» **WORK TO BE COMPLETED**:
Without the pictures, give the entries below again exactly as written.

» **ENTRIES PROVIDED**:
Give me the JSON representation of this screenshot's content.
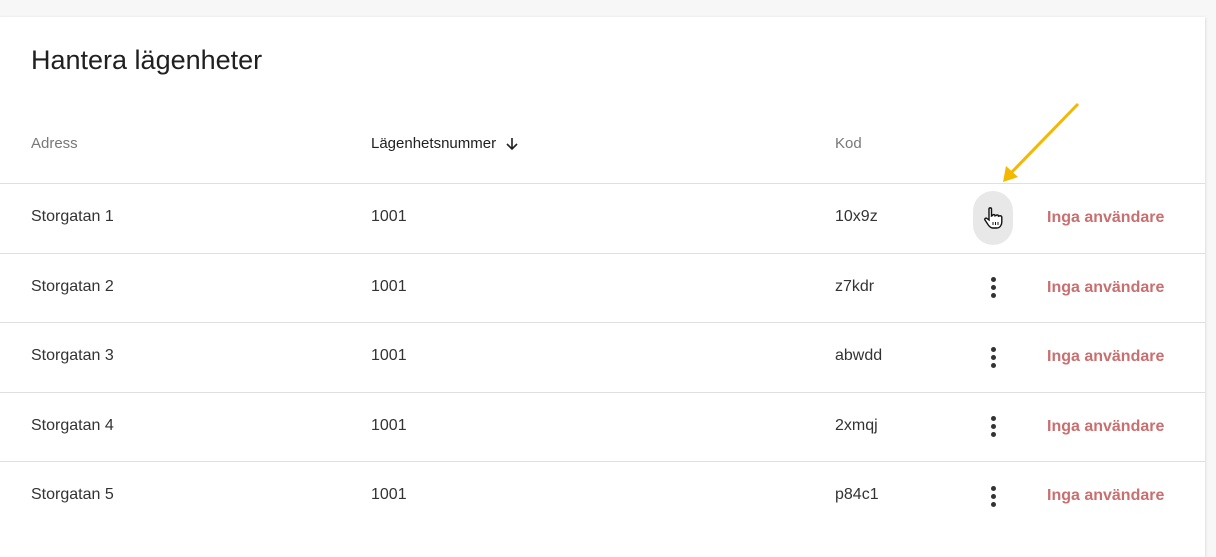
{
  "title": "Hantera lägenheter",
  "columns": [
    {
      "label": "Adress"
    },
    {
      "label": "Lägenhetsnummer",
      "sort": "descending"
    },
    {
      "label": "Kod"
    }
  ],
  "rows": [
    {
      "address": "Storgatan 1",
      "number": "1001",
      "code": "10x9z",
      "users": "Inga användare"
    },
    {
      "address": "Storgatan 2",
      "number": "1001",
      "code": "z7kdr",
      "users": "Inga användare"
    },
    {
      "address": "Storgatan 3",
      "number": "1001",
      "code": "abwdd",
      "users": "Inga användare"
    },
    {
      "address": "Storgatan 4",
      "number": "1001",
      "code": "2xmqj",
      "users": "Inga användare"
    },
    {
      "address": "Storgatan 5",
      "number": "1001",
      "code": "p84c1",
      "users": "Inga användare"
    }
  ],
  "colors": {
    "users_status": "#c96f6f",
    "annotation_arrow": "#f5b800"
  },
  "icons": {
    "sort": "arrow-down-icon",
    "row_menu": "more-vert-icon",
    "cursor": "hand-pointer-icon"
  }
}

» **EXPECTED OUTPUT**:
Give me the JSON representation of this screenshot's content.
{
  "title": "Hantera lägenheter",
  "columns": [
    {
      "label": "Adress"
    },
    {
      "label": "Lägenhetsnummer",
      "sort": "descending"
    },
    {
      "label": "Kod"
    }
  ],
  "rows": [
    {
      "address": "Storgatan 1",
      "number": "1001",
      "code": "10x9z",
      "users": "Inga användare"
    },
    {
      "address": "Storgatan 2",
      "number": "1001",
      "code": "z7kdr",
      "users": "Inga användare"
    },
    {
      "address": "Storgatan 3",
      "number": "1001",
      "code": "abwdd",
      "users": "Inga användare"
    },
    {
      "address": "Storgatan 4",
      "number": "1001",
      "code": "2xmqj",
      "users": "Inga användare"
    },
    {
      "address": "Storgatan 5",
      "number": "1001",
      "code": "p84c1",
      "users": "Inga användare"
    }
  ],
  "colors": {
    "users_status": "#c96f6f",
    "annotation_arrow": "#f5b800"
  },
  "icons": {
    "sort": "arrow-down-icon",
    "row_menu": "more-vert-icon",
    "cursor": "hand-pointer-icon"
  }
}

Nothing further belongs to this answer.